_Written task_
Pull out every line containing the string "this".
begin Input rows
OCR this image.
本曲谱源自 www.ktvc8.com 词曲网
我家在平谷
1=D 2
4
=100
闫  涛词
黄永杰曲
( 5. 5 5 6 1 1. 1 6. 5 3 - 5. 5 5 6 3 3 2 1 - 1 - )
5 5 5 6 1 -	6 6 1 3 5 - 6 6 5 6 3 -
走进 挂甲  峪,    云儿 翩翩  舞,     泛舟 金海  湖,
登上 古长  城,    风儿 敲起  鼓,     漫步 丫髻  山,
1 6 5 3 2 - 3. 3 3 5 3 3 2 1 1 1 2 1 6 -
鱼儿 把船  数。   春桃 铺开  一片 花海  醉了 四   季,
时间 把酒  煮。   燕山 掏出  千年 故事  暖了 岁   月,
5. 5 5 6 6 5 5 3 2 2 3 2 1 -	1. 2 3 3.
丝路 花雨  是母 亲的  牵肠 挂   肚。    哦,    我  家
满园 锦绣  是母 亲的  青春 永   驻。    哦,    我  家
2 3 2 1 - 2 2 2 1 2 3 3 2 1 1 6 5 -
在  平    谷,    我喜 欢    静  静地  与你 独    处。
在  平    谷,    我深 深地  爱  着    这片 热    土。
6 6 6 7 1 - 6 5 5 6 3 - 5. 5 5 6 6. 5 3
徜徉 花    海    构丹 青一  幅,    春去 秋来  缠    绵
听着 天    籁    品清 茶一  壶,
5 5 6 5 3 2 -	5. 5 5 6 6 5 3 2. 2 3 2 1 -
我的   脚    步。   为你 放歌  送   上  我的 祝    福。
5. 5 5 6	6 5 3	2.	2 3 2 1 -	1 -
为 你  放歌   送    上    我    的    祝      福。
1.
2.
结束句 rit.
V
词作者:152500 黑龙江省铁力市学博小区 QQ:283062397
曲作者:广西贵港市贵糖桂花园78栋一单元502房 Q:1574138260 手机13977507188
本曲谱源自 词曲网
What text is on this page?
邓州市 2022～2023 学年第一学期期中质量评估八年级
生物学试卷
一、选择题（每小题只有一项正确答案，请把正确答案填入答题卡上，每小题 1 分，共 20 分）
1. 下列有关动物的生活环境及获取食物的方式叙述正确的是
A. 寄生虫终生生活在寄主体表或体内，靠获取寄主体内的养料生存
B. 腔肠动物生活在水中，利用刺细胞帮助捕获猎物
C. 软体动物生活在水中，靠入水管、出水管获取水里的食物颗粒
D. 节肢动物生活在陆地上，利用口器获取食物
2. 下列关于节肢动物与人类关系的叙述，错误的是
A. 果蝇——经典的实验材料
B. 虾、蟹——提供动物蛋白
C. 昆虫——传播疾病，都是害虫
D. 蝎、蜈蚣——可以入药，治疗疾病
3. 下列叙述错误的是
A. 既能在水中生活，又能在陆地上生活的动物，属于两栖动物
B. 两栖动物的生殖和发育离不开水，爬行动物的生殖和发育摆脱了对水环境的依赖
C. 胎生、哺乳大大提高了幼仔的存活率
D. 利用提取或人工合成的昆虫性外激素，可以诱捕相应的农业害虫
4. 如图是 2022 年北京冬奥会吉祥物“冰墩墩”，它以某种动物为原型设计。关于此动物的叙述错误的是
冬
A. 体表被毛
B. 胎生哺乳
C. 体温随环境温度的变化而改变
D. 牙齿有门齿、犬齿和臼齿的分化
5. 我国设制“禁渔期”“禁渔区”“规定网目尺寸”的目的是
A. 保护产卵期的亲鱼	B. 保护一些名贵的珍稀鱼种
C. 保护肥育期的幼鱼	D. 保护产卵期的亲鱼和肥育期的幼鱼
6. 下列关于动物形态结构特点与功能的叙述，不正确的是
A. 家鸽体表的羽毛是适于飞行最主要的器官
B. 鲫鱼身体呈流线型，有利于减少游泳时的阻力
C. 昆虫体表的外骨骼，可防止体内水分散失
end Input rows
_Answer for the task_
OCR this image.
What text is on this page?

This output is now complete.